Task
What follows is a listing; give it again exactly, in its entirety.

Given entries
##############################

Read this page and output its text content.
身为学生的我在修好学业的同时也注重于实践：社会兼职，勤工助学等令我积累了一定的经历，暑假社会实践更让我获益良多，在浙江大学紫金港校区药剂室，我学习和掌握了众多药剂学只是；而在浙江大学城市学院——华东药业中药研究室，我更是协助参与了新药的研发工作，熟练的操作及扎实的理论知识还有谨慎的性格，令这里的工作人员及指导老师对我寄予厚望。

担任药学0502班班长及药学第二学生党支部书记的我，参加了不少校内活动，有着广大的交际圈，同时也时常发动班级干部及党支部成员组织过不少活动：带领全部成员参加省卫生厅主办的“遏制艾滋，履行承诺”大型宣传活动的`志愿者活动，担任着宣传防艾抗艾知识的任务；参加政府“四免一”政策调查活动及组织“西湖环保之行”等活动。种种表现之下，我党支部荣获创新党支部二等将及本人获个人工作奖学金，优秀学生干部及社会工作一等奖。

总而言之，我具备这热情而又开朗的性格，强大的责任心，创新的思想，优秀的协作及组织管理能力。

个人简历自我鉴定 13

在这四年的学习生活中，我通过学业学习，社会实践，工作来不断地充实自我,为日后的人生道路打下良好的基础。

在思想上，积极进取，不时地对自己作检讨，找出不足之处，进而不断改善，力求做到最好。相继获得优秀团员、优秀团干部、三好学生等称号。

##############################

Output of the task
Read this page and output its text content.
身为学生的我在修好学业的同时也注重于实践：社会兼职，勤工助学等令我积累了一定的经历，暑假社会实践更让我获益良多，在浙江大学紫金港校区药剂室，我学习和掌握了众多药剂学只是；而在浙江大学城市学院——华东药业中药研究室，我更是协助参与了新药的研发工作，熟练的操作及扎实的理论知识还有谨慎的性格，令这里的工作人员及指导老师对我寄予厚望。

担任药学0502班班长及药学第二学生党支部书记的我，参加了不少校内活动，有着广大的交际圈，同时也时常发动班级干部及党支部成员组织过不少活动：带领全部成员参加省卫生厅主办的“遏制艾滋，履行承诺”大型宣传活动的`志愿者活动，担任着宣传防艾抗艾知识的任务；参加政府“四免一”政策调查活动及组织“西湖环保之行”等活动。种种表现之下，我党支部荣获创新党支部二等将及本人获个人工作奖学金，优秀学生干部及社会工作一等奖。

总而言之，我具备这热情而又开朗的性格，强大的责任心，创新的思想，优秀的协作及组织管理能力。

个人简历自我鉴定 13

在这四年的学习生活中，我通过学业学习，社会实践，工作来不断地充实自我,为日后的人生道路打下良好的基础。

在思想上，积极进取，不时地对自己作检讨，找出不足之处，进而不断改善，力求做到最好。相继获得优秀团员、优秀团干部、三好学生等称号。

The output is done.